— PROBLEM TO SOLVE —
Quote every entry word for word.

Entries taken from a collection
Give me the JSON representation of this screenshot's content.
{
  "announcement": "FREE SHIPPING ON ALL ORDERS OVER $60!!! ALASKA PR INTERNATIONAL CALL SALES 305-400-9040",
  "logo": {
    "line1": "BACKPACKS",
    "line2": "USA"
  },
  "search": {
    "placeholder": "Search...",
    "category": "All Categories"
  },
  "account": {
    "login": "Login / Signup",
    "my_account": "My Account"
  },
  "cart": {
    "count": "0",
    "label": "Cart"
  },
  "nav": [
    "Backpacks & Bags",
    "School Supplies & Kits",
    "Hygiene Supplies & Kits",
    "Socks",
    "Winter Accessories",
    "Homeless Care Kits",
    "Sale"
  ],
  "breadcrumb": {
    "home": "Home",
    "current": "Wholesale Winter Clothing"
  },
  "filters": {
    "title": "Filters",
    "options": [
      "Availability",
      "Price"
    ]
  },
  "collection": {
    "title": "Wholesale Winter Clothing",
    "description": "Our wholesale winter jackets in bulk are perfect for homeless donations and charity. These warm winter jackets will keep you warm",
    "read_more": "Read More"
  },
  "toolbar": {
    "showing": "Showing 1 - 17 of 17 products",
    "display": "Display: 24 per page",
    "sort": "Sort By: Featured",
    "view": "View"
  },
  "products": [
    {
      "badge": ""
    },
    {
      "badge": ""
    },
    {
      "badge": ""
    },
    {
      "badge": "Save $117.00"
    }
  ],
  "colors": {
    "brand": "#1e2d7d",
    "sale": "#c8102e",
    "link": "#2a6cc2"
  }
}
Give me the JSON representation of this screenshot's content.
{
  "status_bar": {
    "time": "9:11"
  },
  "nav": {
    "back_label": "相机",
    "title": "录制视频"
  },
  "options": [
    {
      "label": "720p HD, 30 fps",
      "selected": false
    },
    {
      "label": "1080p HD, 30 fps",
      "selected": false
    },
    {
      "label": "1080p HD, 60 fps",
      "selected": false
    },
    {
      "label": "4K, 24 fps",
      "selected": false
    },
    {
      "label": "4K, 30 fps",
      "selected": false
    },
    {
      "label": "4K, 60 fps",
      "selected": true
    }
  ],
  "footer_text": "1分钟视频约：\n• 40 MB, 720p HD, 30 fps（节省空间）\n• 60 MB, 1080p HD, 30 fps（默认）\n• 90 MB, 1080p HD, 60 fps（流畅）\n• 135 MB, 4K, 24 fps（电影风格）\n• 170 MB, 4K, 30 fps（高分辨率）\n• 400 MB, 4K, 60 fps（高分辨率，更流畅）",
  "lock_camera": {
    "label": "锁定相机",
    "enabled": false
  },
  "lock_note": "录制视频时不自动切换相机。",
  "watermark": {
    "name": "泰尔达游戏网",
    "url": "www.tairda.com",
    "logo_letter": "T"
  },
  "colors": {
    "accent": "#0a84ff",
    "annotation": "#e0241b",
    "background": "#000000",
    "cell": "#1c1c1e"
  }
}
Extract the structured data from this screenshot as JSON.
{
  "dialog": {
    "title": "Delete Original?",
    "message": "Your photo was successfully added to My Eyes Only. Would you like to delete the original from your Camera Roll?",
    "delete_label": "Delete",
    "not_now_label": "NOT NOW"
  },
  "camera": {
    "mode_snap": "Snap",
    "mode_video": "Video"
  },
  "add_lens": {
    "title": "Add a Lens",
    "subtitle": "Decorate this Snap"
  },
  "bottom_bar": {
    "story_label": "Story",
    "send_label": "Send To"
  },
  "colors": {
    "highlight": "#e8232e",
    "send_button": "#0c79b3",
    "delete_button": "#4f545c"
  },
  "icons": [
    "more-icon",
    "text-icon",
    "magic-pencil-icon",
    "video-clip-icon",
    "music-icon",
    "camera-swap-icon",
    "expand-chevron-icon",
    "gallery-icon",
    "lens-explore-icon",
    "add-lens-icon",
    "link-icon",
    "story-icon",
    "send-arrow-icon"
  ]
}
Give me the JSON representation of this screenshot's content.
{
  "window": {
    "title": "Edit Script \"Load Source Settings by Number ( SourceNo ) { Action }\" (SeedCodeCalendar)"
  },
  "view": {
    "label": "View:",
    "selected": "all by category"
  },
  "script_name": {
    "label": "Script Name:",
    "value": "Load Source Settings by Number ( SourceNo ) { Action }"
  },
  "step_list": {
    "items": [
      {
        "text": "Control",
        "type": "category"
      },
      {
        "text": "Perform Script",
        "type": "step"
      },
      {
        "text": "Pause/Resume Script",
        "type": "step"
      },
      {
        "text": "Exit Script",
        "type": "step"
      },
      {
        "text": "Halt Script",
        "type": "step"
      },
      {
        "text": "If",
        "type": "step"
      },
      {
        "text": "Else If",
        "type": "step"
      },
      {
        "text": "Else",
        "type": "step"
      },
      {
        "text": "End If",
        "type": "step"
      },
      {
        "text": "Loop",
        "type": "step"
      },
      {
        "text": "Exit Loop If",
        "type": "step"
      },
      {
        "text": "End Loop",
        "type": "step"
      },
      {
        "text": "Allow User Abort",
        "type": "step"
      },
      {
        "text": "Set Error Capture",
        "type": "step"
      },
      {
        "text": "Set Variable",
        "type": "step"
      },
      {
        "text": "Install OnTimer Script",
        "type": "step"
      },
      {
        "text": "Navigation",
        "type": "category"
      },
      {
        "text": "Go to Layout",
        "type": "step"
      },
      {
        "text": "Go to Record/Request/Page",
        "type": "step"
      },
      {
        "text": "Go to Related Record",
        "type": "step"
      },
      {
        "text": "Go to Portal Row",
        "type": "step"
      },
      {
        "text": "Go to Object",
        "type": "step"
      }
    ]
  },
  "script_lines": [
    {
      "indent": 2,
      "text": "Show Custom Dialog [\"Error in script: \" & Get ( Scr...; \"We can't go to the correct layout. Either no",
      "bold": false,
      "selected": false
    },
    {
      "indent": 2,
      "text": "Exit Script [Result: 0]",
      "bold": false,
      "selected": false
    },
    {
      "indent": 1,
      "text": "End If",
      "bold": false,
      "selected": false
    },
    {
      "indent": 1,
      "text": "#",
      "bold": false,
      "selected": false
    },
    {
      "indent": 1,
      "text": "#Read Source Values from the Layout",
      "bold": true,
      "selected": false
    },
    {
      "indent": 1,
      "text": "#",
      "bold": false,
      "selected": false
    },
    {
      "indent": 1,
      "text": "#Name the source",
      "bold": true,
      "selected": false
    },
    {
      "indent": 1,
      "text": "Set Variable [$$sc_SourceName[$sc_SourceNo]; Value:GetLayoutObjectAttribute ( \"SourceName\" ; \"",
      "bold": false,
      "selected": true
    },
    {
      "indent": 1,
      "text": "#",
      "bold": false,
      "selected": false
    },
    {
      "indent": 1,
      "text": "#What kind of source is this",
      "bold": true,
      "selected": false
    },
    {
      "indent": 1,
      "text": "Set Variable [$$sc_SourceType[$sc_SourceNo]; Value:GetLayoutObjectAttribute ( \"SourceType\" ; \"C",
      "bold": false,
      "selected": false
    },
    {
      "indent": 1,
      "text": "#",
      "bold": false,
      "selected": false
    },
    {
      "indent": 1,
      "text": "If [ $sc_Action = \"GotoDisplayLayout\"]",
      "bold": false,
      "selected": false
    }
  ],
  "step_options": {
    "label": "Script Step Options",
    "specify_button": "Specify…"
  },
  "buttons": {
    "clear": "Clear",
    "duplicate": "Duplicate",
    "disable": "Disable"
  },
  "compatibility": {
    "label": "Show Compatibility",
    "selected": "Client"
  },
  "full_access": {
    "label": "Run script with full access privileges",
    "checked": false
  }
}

— RESULT BELOW —
Give me the JSON representation of this screenshot's content.
{
  "announcement": "FREE SHIPPING ON ALL ORDERS OVER $60!!! ALASKA PR INTERNATIONAL CALL SALES 305-400-9040",
  "logo": {
    "line1": "BACKPACKS",
    "line2": "USA"
  },
  "search": {
    "placeholder": "Search...",
    "category": "All Categories"
  },
  "account": {
    "login": "Login / Signup",
    "my_account": "My Account"
  },
  "cart": {
    "count": "0",
    "label": "Cart"
  },
  "nav": [
    "Backpacks & Bags",
    "School Supplies & Kits",
    "Hygiene Supplies & Kits",
    "Socks",
    "Winter Accessories",
    "Homeless Care Kits",
    "Sale"
  ],
  "breadcrumb": {
    "home": "Home",
    "current": "Wholesale Winter Clothing"
  },
  "filters": {
    "title": "Filters",
    "options": [
      "Availability",
      "Price"
    ]
  },
  "collection": {
    "title": "Wholesale Winter Clothing",
    "description": "Our wholesale winter jackets in bulk are perfect for homeless donations and charity. These warm winter jackets will keep you warm",
    "read_more": "Read More"
  },
  "toolbar": {
    "showing": "Showing 1 - 17 of 17 products",
    "display": "Display: 24 per page",
    "sort": "Sort By: Featured",
    "view": "View"
  },
  "products": [
    {
      "badge": ""
    },
    {
      "badge": ""
    },
    {
      "badge": ""
    },
    {
      "badge": "Save $117.00"
    }
  ],
  "colors": {
    "brand": "#1e2d7d",
    "sale": "#c8102e",
    "link": "#2a6cc2"
  }
}
Give me the JSON representation of this screenshot's content.
{
  "status_bar": {
    "time": "9:11"
  },
  "nav": {
    "back_label": "相机",
    "title": "录制视频"
  },
  "options": [
    {
      "label": "720p HD, 30 fps",
      "selected": false
    },
    {
      "label": "1080p HD, 30 fps",
      "selected": false
    },
    {
      "label": "1080p HD, 60 fps",
      "selected": false
    },
    {
      "label": "4K, 24 fps",
      "selected": false
    },
    {
      "label": "4K, 30 fps",
      "selected": false
    },
    {
      "label": "4K, 60 fps",
      "selected": true
    }
  ],
  "footer_text": "1分钟视频约：\n• 40 MB, 720p HD, 30 fps（节省空间）\n• 60 MB, 1080p HD, 30 fps（默认）\n• 90 MB, 1080p HD, 60 fps（流畅）\n• 135 MB, 4K, 24 fps（电影风格）\n• 170 MB, 4K, 30 fps（高分辨率）\n• 400 MB, 4K, 60 fps（高分辨率，更流畅）",
  "lock_camera": {
    "label": "锁定相机",
    "enabled": false
  },
  "lock_note": "录制视频时不自动切换相机。",
  "watermark": {
    "name": "泰尔达游戏网",
    "url": "www.tairda.com",
    "logo_letter": "T"
  },
  "colors": {
    "accent": "#0a84ff",
    "annotation": "#e0241b",
    "background": "#000000",
    "cell": "#1c1c1e"
  }
}
Extract the structured data from this screenshot as JSON.
{
  "dialog": {
    "title": "Delete Original?",
    "message": "Your photo was successfully added to My Eyes Only. Would you like to delete the original from your Camera Roll?",
    "delete_label": "Delete",
    "not_now_label": "NOT NOW"
  },
  "camera": {
    "mode_snap": "Snap",
    "mode_video": "Video"
  },
  "add_lens": {
    "title": "Add a Lens",
    "subtitle": "Decorate this Snap"
  },
  "bottom_bar": {
    "story_label": "Story",
    "send_label": "Send To"
  },
  "colors": {
    "highlight": "#e8232e",
    "send_button": "#0c79b3",
    "delete_button": "#4f545c"
  },
  "icons": [
    "more-icon",
    "text-icon",
    "magic-pencil-icon",
    "video-clip-icon",
    "music-icon",
    "camera-swap-icon",
    "expand-chevron-icon",
    "gallery-icon",
    "lens-explore-icon",
    "add-lens-icon",
    "link-icon",
    "story-icon",
    "send-arrow-icon"
  ]
}
Give me the JSON representation of this screenshot's content.
{
  "window": {
    "title": "Edit Script \"Load Source Settings by Number ( SourceNo ) { Action }\" (SeedCodeCalendar)"
  },
  "view": {
    "label": "View:",
    "selected": "all by category"
  },
  "script_name": {
    "label": "Script Name:",
    "value": "Load Source Settings by Number ( SourceNo ) { Action }"
  },
  "step_list": {
    "items": [
      {
        "text": "Control",
        "type": "category"
      },
      {
        "text": "Perform Script",
        "type": "step"
      },
      {
        "text": "Pause/Resume Script",
        "type": "step"
      },
      {
        "text": "Exit Script",
        "type": "step"
      },
      {
        "text": "Halt Script",
        "type": "step"
      },
      {
        "text": "If",
        "type": "step"
      },
      {
        "text": "Else If",
        "type": "step"
      },
      {
        "text": "Else",
        "type": "step"
      },
      {
        "text": "End If",
        "type": "step"
      },
      {
        "text": "Loop",
        "type": "step"
      },
      {
        "text": "Exit Loop If",
        "type": "step"
      },
      {
        "text": "End Loop",
        "type": "step"
      },
      {
        "text": "Allow User Abort",
        "type": "step"
      },
      {
        "text": "Set Error Capture",
        "type": "step"
      },
      {
        "text": "Set Variable",
        "type": "step"
      },
      {
        "text": "Install OnTimer Script",
        "type": "step"
      },
      {
        "text": "Navigation",
        "type": "category"
      },
      {
        "text": "Go to Layout",
        "type": "step"
      },
      {
        "text": "Go to Record/Request/Page",
        "type": "step"
      },
      {
        "text": "Go to Related Record",
        "type": "step"
      },
      {
        "text": "Go to Portal Row",
        "type": "step"
      },
      {
        "text": "Go to Object",
        "type": "step"
      }
    ]
  },
  "script_lines": [
    {
      "indent": 2,
      "text": "Show Custom Dialog [\"Error in script: \" & Get ( Scr...; \"We can't go to the correct layout. Either no",
      "bold": false,
      "selected": false
    },
    {
      "indent": 2,
      "text": "Exit Script [Result: 0]",
      "bold": false,
      "selected": false
    },
    {
      "indent": 1,
      "text": "End If",
      "bold": false,
      "selected": false
    },
    {
      "indent": 1,
      "text": "#",
      "bold": false,
      "selected": false
    },
    {
      "indent": 1,
      "text": "#Read Source Values from the Layout",
      "bold": true,
      "selected": false
    },
    {
      "indent": 1,
      "text": "#",
      "bold": false,
      "selected": false
    },
    {
      "indent": 1,
      "text": "#Name the source",
      "bold": true,
      "selected": false
    },
    {
      "indent": 1,
      "text": "Set Variable [$$sc_SourceName[$sc_SourceNo]; Value:GetLayoutObjectAttribute ( \"SourceName\" ; \"",
      "bold": false,
      "selected": true
    },
    {
      "indent": 1,
      "text": "#",
      "bold": false,
      "selected": false
    },
    {
      "indent": 1,
      "text": "#What kind of source is this",
      "bold": true,
      "selected": false
    },
    {
      "indent": 1,
      "text": "Set Variable [$$sc_SourceType[$sc_SourceNo]; Value:GetLayoutObjectAttribute ( \"SourceType\" ; \"C",
      "bold": false,
      "selected": false
    },
    {
      "indent": 1,
      "text": "#",
      "bold": false,
      "selected": false
    },
    {
      "indent": 1,
      "text": "If [ $sc_Action = \"GotoDisplayLayout\"]",
      "bold": false,
      "selected": false
    }
  ],
  "step_options": {
    "label": "Script Step Options",
    "specify_button": "Specify…"
  },
  "buttons": {
    "clear": "Clear",
    "duplicate": "Duplicate",
    "disable": "Disable"
  },
  "compatibility": {
    "label": "Show Compatibility",
    "selected": "Client"
  },
  "full_access": {
    "label": "Run script with full access privileges",
    "checked": false
  }
}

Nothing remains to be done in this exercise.